▶ [Written exercise]:
From the listing below, work out how many lines contain "学生变了". Reply with that number only.

===============

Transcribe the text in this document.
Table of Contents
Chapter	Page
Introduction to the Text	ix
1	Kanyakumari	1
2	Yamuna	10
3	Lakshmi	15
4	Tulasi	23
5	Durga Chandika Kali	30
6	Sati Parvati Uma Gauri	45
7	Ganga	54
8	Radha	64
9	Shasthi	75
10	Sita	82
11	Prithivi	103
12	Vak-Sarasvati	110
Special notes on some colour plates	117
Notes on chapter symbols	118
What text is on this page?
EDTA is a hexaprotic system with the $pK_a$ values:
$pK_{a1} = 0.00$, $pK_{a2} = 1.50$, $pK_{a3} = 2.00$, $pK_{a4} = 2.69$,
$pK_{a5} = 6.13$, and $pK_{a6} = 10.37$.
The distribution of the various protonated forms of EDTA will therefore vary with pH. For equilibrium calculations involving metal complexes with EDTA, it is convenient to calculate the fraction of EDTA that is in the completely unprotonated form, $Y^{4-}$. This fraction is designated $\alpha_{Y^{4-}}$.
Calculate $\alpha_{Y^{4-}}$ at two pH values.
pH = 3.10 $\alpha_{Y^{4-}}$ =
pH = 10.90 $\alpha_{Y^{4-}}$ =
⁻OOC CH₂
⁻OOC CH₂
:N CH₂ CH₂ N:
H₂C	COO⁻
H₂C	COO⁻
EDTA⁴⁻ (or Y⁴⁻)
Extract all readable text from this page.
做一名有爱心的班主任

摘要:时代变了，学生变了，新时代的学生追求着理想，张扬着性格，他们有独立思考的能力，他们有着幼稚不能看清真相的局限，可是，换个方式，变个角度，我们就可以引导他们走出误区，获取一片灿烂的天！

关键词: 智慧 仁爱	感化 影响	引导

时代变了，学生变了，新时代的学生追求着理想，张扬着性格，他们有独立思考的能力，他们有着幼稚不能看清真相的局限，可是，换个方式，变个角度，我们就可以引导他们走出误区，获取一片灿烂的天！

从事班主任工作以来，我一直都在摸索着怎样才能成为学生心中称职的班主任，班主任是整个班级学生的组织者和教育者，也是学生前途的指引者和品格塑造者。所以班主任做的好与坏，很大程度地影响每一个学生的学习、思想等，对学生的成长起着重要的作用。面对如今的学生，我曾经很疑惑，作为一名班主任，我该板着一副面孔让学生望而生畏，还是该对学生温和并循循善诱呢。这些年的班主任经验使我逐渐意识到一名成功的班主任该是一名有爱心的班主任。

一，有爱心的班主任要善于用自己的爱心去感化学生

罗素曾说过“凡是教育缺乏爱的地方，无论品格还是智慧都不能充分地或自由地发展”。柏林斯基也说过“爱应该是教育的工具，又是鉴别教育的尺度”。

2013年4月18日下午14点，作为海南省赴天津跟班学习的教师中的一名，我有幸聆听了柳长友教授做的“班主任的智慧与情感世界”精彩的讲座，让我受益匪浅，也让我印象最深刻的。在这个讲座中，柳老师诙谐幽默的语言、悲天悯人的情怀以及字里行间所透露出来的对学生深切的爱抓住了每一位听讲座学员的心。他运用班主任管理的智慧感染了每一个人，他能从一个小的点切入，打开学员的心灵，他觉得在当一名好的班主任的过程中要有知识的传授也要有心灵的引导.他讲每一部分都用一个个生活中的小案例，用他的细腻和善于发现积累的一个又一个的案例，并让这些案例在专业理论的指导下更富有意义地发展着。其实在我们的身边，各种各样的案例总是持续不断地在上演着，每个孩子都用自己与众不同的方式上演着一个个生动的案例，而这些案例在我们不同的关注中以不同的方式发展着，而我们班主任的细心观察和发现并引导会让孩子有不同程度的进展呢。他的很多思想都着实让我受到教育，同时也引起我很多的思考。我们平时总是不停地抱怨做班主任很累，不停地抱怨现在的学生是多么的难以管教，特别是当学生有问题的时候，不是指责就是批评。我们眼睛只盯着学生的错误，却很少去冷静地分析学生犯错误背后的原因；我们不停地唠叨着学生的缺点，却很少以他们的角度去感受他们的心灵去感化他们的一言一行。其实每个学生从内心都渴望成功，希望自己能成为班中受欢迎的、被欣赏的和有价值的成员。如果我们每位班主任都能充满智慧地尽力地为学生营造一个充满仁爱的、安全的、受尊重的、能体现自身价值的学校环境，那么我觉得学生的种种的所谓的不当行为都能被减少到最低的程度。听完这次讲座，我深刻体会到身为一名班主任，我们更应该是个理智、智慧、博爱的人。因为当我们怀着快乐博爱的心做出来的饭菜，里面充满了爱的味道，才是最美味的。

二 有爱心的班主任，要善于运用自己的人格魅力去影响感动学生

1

===============

▶ [Solution]:
2